## EXERCISE REQUIREMENTS
Each record must be reproduced exactly as it is shown.

===

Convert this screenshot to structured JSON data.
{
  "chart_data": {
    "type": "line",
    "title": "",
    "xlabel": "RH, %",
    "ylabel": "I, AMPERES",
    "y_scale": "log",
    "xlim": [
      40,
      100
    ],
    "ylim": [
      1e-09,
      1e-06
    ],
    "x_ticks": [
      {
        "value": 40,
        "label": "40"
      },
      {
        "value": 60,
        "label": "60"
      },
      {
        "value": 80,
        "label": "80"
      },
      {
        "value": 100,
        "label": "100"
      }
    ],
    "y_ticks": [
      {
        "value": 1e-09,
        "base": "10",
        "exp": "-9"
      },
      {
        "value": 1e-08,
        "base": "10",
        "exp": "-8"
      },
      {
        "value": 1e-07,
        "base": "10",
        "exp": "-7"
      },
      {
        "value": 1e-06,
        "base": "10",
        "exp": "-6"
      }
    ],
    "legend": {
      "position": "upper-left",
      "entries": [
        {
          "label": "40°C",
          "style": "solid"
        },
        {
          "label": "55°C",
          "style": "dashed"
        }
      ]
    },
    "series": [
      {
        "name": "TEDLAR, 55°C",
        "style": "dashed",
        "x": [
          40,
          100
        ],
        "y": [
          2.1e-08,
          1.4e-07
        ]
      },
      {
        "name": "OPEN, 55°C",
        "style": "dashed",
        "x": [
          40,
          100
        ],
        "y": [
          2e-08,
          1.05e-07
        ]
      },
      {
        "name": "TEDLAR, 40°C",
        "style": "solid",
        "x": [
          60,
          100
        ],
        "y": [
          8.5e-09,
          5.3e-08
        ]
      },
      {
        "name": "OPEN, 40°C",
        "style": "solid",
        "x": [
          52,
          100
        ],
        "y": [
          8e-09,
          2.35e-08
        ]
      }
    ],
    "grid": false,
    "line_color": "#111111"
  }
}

===

## RESPONSE TO THE TASK
Convert this screenshot to structured JSON data.
{
  "chart_data": {
    "type": "line",
    "title": "",
    "xlabel": "RH, %",
    "ylabel": "I, AMPERES",
    "y_scale": "log",
    "xlim": [
      40,
      100
    ],
    "ylim": [
      1e-09,
      1e-06
    ],
    "x_ticks": [
      {
        "value": 40,
        "label": "40"
      },
      {
        "value": 60,
        "label": "60"
      },
      {
        "value": 80,
        "label": "80"
      },
      {
        "value": 100,
        "label": "100"
      }
    ],
    "y_ticks": [
      {
        "value": 1e-09,
        "base": "10",
        "exp": "-9"
      },
      {
        "value": 1e-08,
        "base": "10",
        "exp": "-8"
      },
      {
        "value": 1e-07,
        "base": "10",
        "exp": "-7"
      },
      {
        "value": 1e-06,
        "base": "10",
        "exp": "-6"
      }
    ],
    "legend": {
      "position": "upper-left",
      "entries": [
        {
          "label": "40°C",
          "style": "solid"
        },
        {
          "label": "55°C",
          "style": "dashed"
        }
      ]
    },
    "series": [
      {
        "name": "TEDLAR, 55°C",
        "style": "dashed",
        "x": [
          40,
          100
        ],
        "y": [
          2.1e-08,
          1.4e-07
        ]
      },
      {
        "name": "OPEN, 55°C",
        "style": "dashed",
        "x": [
          40,
          100
        ],
        "y": [
          2e-08,
          1.05e-07
        ]
      },
      {
        "name": "TEDLAR, 40°C",
        "style": "solid",
        "x": [
          60,
          100
        ],
        "y": [
          8.5e-09,
          5.3e-08
        ]
      },
      {
        "name": "OPEN, 40°C",
        "style": "solid",
        "x": [
          52,
          100
        ],
        "y": [
          8e-09,
          2.35e-08
        ]
      }
    ],
    "grid": false,
    "line_color": "#111111"
  }
}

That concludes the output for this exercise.